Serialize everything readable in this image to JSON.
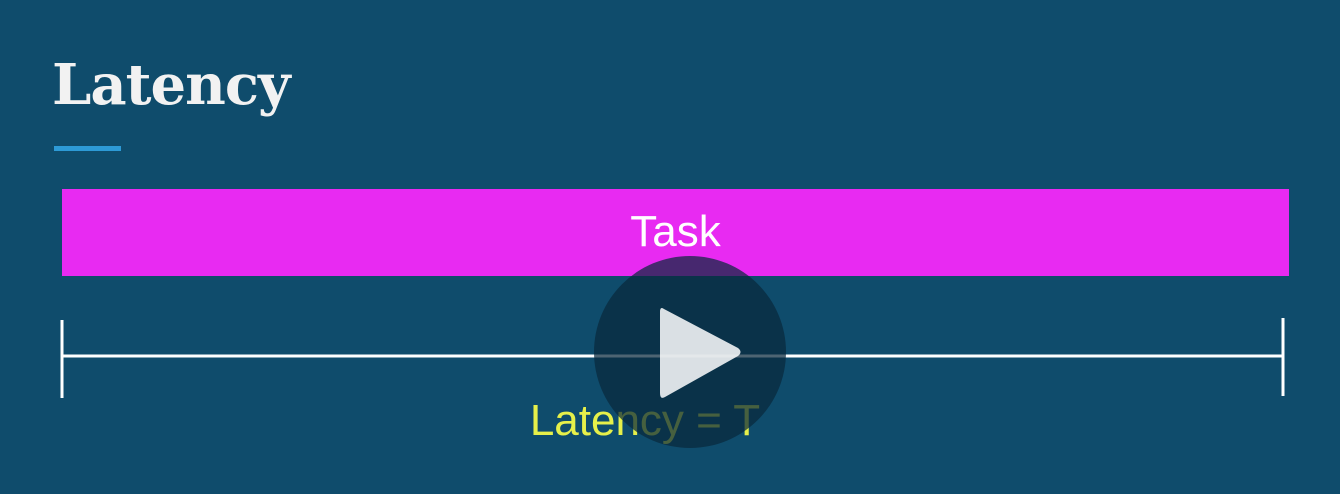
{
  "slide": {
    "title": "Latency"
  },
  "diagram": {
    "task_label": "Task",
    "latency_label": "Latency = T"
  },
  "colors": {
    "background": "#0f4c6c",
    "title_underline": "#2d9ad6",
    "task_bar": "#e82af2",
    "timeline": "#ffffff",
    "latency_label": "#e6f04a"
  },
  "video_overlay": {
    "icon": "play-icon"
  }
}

## To do
Repeat the material above word for word, please, apart from its images.

## Output of the exercise
Serialize everything readable in this image to JSON.
{
  "slide": {
    "title": "Latency"
  },
  "diagram": {
    "task_label": "Task",
    "latency_label": "Latency = T"
  },
  "colors": {
    "background": "#0f4c6c",
    "title_underline": "#2d9ad6",
    "task_bar": "#e82af2",
    "timeline": "#ffffff",
    "latency_label": "#e6f04a"
  },
  "video_overlay": {
    "icon": "play-icon"
  }
}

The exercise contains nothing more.